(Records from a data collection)
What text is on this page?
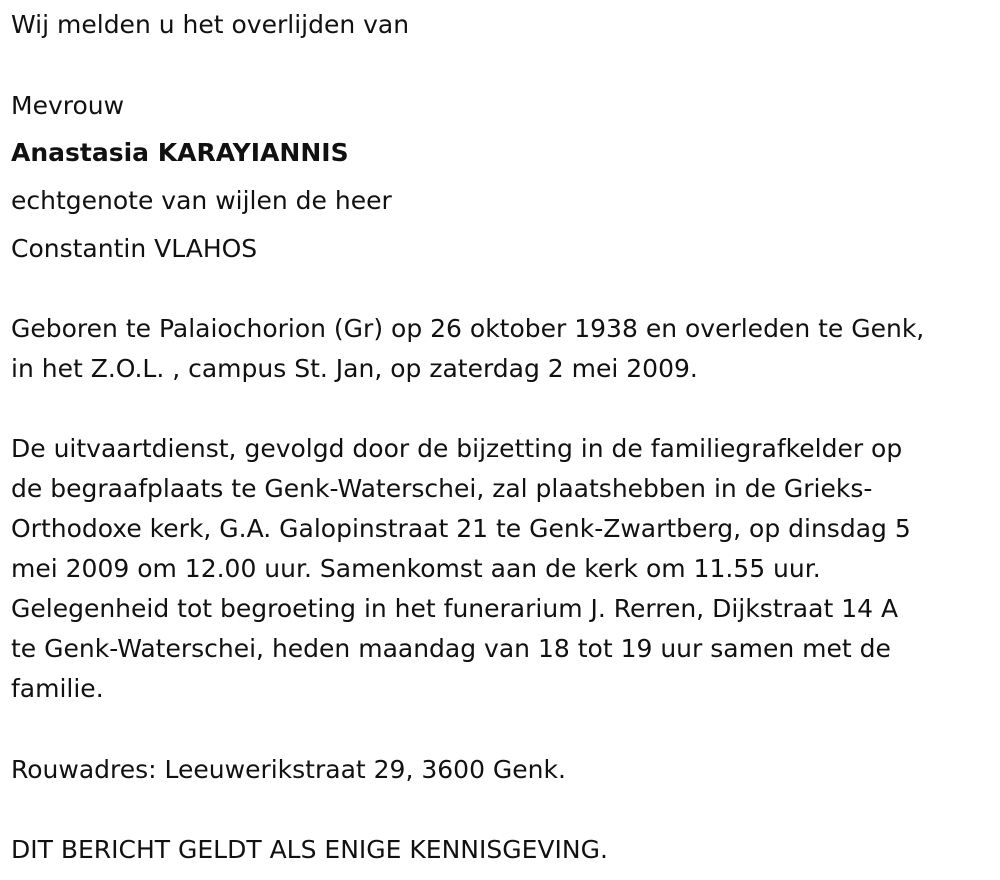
Wij melden u het overlijden van
Mevrouw
Anastasia KARAYIANNIS
echtgenote van wijlen de heer
Constantin VLAHOS
Geboren te Palaiochorion (Gr) op 26 oktober 1938 en overleden te Genk,
in het Z.O.L. , campus St. Jan, op zaterdag 2 mei 2009.
De uitvaartdienst, gevolgd door de bijzetting in de familiegrafkelder op
de begraafplaats te Genk-Waterschei, zal plaatshebben in de Grieks-
Orthodoxe kerk, G.A. Galopinstraat 21 te Genk-Zwartberg, op dinsdag 5
mei 2009 om 12.00 uur. Samenkomst aan de kerk om 11.55 uur.
Gelegenheid tot begroeting in het funerarium J. Rerren, Dijkstraat 14 A
te Genk-Waterschei, heden maandag van 18 tot 19 uur samen met de
familie.
Rouwadres: Leeuwerikstraat 29, 3600 Genk.
DIT BERICHT GELDT ALS ENIGE KENNISGEVING.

> **Problem details**
Reproduce the records above exactly, leaving out every picture they contain.

> **Result of the exercise**
What text is on this page?
Wij melden u het overlijden van
Mevrouw
Anastasia KARAYIANNIS
echtgenote van wijlen de heer
Constantin VLAHOS
Geboren te Palaiochorion (Gr) op 26 oktober 1938 en overleden te Genk,
in het Z.O.L. , campus St. Jan, op zaterdag 2 mei 2009.
De uitvaartdienst, gevolgd door de bijzetting in de familiegrafkelder op
de begraafplaats te Genk-Waterschei, zal plaatshebben in de Grieks-
Orthodoxe kerk, G.A. Galopinstraat 21 te Genk-Zwartberg, op dinsdag 5
mei 2009 om 12.00 uur. Samenkomst aan de kerk om 11.55 uur.
Gelegenheid tot begroeting in het funerarium J. Rerren, Dijkstraat 14 A
te Genk-Waterschei, heden maandag van 18 tot 19 uur samen met de
familie.
Rouwadres: Leeuwerikstraat 29, 3600 Genk.
DIT BERICHT GELDT ALS ENIGE KENNISGEVING.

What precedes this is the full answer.